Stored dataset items
____________

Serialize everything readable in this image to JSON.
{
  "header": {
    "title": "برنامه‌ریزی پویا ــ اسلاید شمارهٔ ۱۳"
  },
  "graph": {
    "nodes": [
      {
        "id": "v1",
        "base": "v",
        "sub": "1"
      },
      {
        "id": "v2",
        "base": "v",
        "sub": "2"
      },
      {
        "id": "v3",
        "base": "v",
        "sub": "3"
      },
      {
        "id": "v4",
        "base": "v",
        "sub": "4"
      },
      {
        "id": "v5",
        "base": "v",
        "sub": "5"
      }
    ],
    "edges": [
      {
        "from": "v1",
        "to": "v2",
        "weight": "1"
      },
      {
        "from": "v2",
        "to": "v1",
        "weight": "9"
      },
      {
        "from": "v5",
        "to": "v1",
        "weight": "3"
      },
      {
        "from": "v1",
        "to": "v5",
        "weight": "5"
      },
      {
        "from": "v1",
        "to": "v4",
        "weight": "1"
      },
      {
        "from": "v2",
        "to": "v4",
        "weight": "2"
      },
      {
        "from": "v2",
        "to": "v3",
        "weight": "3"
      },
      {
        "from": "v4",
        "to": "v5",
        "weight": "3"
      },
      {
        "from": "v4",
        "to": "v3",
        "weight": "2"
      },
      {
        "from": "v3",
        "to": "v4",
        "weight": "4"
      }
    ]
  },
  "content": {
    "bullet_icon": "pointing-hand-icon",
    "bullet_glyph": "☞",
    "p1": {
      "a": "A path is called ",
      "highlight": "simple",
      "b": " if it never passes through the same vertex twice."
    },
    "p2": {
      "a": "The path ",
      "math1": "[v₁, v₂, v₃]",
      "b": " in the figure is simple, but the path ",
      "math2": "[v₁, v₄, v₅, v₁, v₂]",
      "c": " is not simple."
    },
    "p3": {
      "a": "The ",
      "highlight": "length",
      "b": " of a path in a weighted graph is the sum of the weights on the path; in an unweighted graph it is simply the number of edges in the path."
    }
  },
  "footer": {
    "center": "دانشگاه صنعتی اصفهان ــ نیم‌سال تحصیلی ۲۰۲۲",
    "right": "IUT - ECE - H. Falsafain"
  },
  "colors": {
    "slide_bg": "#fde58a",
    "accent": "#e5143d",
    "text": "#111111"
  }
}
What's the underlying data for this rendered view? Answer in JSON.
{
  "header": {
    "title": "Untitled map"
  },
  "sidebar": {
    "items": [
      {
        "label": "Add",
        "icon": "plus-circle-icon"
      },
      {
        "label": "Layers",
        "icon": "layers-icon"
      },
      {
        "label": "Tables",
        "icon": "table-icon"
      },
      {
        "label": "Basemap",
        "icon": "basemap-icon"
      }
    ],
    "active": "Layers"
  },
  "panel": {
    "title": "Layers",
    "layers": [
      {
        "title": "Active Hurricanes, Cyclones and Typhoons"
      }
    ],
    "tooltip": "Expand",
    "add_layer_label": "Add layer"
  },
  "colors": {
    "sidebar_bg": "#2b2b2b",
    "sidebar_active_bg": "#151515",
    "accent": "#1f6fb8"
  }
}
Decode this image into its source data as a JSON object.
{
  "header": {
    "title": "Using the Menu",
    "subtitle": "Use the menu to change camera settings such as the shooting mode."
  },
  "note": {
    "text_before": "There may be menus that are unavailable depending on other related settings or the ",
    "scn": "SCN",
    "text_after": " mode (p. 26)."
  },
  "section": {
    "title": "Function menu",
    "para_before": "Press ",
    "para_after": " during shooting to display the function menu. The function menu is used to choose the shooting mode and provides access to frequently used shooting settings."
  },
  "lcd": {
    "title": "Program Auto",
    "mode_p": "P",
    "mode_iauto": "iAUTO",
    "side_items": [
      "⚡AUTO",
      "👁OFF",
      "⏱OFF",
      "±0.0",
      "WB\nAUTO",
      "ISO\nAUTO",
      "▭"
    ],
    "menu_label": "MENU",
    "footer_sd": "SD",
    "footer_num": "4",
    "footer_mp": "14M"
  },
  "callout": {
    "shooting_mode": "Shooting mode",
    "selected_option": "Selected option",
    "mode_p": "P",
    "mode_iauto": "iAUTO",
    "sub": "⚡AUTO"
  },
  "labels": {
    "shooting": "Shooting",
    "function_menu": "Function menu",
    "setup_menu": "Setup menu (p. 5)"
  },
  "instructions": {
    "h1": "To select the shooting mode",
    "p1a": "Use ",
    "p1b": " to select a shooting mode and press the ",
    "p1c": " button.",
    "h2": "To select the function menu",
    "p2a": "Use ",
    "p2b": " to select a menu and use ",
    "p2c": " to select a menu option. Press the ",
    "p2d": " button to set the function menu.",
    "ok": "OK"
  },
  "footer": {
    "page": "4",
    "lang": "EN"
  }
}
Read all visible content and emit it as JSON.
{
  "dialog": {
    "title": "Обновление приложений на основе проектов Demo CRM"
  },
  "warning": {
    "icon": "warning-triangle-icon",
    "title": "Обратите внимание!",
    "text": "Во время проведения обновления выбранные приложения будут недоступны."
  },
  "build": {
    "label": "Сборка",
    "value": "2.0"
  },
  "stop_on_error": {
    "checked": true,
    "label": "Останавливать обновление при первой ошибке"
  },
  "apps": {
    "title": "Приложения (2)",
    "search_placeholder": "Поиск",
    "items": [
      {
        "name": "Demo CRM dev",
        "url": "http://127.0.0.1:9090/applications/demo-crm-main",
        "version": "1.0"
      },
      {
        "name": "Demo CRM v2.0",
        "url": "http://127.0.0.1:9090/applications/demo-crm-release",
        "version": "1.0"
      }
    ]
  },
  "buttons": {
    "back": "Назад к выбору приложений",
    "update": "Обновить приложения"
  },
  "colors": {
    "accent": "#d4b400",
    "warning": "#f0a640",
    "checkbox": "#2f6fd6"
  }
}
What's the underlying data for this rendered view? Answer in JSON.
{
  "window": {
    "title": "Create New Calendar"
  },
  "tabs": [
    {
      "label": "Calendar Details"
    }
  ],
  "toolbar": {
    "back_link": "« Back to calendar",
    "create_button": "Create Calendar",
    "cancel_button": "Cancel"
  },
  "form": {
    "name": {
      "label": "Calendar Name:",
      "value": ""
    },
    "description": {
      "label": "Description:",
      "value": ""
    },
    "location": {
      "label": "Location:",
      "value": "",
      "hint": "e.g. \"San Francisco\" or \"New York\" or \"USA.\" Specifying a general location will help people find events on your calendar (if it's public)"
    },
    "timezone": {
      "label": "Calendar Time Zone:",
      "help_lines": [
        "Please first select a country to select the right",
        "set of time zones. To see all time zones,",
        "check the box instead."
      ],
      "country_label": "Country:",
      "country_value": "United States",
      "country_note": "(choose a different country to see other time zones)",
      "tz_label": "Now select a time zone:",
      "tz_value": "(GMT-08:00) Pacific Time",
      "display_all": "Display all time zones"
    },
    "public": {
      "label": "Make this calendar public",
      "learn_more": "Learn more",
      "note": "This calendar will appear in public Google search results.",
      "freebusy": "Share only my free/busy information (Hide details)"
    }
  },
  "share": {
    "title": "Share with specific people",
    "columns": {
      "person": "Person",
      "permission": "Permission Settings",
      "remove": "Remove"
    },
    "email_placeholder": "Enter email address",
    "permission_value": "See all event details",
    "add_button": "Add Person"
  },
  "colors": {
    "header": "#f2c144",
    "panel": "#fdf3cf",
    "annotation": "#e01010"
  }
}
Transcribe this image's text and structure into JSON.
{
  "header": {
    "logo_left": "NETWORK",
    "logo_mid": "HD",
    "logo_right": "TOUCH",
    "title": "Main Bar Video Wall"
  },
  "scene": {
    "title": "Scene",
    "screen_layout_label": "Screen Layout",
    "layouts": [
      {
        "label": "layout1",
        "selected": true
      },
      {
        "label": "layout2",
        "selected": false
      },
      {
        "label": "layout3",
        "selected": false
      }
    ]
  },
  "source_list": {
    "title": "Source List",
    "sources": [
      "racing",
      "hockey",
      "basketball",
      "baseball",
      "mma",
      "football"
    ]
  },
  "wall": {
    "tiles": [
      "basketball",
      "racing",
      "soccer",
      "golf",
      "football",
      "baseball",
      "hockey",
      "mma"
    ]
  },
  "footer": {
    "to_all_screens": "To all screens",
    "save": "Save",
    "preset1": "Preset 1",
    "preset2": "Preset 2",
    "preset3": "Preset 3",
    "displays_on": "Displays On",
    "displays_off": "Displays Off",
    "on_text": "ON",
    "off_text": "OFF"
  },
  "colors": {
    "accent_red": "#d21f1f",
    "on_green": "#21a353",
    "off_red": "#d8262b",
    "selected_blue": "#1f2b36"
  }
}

____________

Give the lines exactly as they stand, from the line with "Transcribe this image's" through the end of the material.

Transcribe this image's text and structure into JSON.
{
  "header": {
    "logo_left": "NETWORK",
    "logo_mid": "HD",
    "logo_right": "TOUCH",
    "title": "Main Bar Video Wall"
  },
  "scene": {
    "title": "Scene",
    "screen_layout_label": "Screen Layout",
    "layouts": [
      {
        "label": "layout1",
        "selected": true
      },
      {
        "label": "layout2",
        "selected": false
      },
      {
        "label": "layout3",
        "selected": false
      }
    ]
  },
  "source_list": {
    "title": "Source List",
    "sources": [
      "racing",
      "hockey",
      "basketball",
      "baseball",
      "mma",
      "football"
    ]
  },
  "wall": {
    "tiles": [
      "basketball",
      "racing",
      "soccer",
      "golf",
      "football",
      "baseball",
      "hockey",
      "mma"
    ]
  },
  "footer": {
    "to_all_screens": "To all screens",
    "save": "Save",
    "preset1": "Preset 1",
    "preset2": "Preset 2",
    "preset3": "Preset 3",
    "displays_on": "Displays On",
    "displays_off": "Displays Off",
    "on_text": "ON",
    "off_text": "OFF"
  },
  "colors": {
    "accent_red": "#d21f1f",
    "on_green": "#21a353",
    "off_red": "#d8262b",
    "selected_blue": "#1f2b36"
  }
}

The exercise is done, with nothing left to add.